▸ Entries supplied:
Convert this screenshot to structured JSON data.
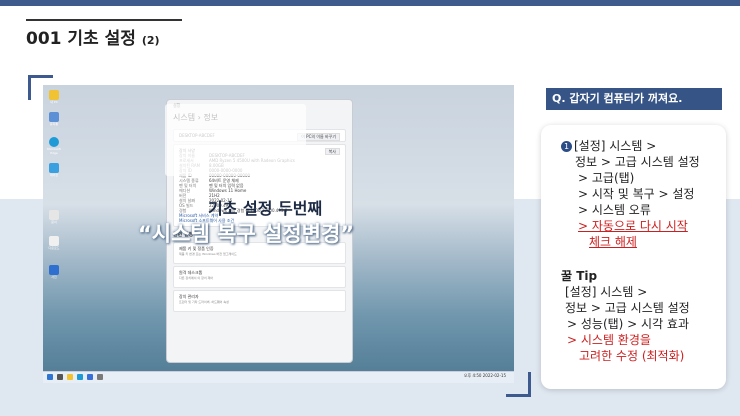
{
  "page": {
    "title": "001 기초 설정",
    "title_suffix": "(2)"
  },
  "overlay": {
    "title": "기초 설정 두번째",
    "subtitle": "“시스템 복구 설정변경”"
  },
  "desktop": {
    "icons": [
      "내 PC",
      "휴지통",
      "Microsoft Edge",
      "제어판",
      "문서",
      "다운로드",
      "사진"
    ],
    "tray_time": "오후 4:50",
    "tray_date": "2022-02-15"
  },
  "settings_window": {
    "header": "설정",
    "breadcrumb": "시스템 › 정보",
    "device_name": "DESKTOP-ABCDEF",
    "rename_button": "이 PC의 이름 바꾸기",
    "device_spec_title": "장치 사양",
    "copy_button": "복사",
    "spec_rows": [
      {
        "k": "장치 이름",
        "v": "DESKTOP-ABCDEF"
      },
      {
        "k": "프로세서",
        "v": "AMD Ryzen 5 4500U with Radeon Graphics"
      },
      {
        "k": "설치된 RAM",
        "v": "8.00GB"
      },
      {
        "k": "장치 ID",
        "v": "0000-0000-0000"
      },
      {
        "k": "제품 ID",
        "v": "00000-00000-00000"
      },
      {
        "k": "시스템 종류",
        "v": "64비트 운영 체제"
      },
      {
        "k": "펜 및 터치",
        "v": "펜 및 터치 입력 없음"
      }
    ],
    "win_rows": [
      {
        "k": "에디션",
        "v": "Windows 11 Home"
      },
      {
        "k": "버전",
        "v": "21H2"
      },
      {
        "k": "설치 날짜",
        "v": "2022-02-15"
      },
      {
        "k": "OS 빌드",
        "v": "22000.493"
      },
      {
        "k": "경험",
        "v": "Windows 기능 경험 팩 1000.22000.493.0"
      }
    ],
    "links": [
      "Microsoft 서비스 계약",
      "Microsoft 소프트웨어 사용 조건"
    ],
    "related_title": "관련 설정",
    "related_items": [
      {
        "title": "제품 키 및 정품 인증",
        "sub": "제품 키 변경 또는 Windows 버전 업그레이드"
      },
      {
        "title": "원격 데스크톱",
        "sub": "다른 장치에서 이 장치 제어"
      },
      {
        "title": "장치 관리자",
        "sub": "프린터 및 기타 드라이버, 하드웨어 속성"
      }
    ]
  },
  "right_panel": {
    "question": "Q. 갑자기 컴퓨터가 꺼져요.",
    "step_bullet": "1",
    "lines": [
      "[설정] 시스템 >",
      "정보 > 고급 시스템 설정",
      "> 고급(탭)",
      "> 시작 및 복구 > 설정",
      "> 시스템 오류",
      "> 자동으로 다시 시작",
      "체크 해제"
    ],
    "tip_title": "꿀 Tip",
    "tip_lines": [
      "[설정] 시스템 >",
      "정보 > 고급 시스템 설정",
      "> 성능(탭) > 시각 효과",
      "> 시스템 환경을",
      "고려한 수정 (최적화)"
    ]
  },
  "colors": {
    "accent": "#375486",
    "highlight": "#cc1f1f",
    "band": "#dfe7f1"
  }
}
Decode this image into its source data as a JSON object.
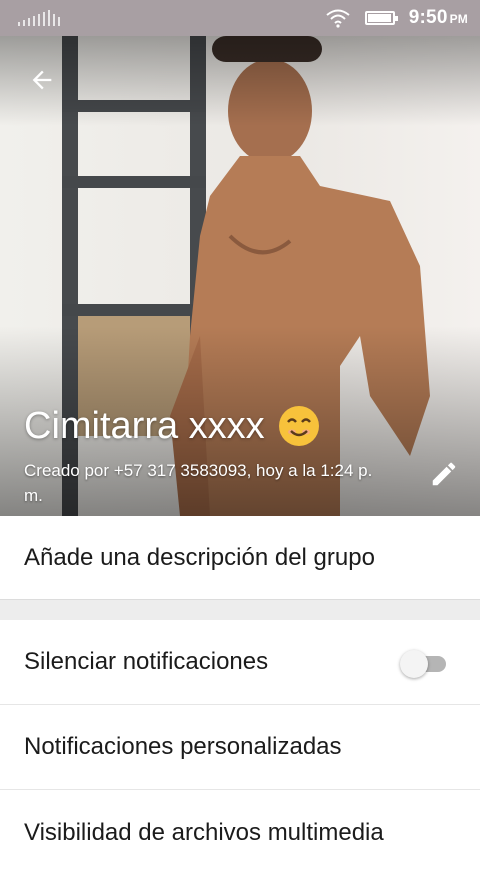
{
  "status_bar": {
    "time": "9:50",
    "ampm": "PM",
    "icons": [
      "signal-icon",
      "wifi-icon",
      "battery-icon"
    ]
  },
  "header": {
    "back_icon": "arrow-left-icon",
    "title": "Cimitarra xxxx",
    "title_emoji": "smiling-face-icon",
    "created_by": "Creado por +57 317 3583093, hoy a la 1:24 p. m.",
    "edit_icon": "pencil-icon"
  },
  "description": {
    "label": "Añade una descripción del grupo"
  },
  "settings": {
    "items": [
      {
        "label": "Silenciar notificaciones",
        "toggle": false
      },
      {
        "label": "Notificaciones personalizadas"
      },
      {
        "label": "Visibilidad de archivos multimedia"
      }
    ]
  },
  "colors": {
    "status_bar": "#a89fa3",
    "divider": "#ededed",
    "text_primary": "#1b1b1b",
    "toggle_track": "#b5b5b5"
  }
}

▸ Task details: Locate the line containing "Decode this image" in the records above, then output it and every line after it through the last, excluding pictures.

▸ Reply to the exercise:
Decode this image into its source data as a JSON object.
{
  "status_bar": {
    "time": "9:50",
    "ampm": "PM",
    "icons": [
      "signal-icon",
      "wifi-icon",
      "battery-icon"
    ]
  },
  "header": {
    "back_icon": "arrow-left-icon",
    "title": "Cimitarra xxxx",
    "title_emoji": "smiling-face-icon",
    "created_by": "Creado por +57 317 3583093, hoy a la 1:24 p. m.",
    "edit_icon": "pencil-icon"
  },
  "description": {
    "label": "Añade una descripción del grupo"
  },
  "settings": {
    "items": [
      {
        "label": "Silenciar notificaciones",
        "toggle": false
      },
      {
        "label": "Notificaciones personalizadas"
      },
      {
        "label": "Visibilidad de archivos multimedia"
      }
    ]
  },
  "colors": {
    "status_bar": "#a89fa3",
    "divider": "#ededed",
    "text_primary": "#1b1b1b",
    "toggle_track": "#b5b5b5"
  }
}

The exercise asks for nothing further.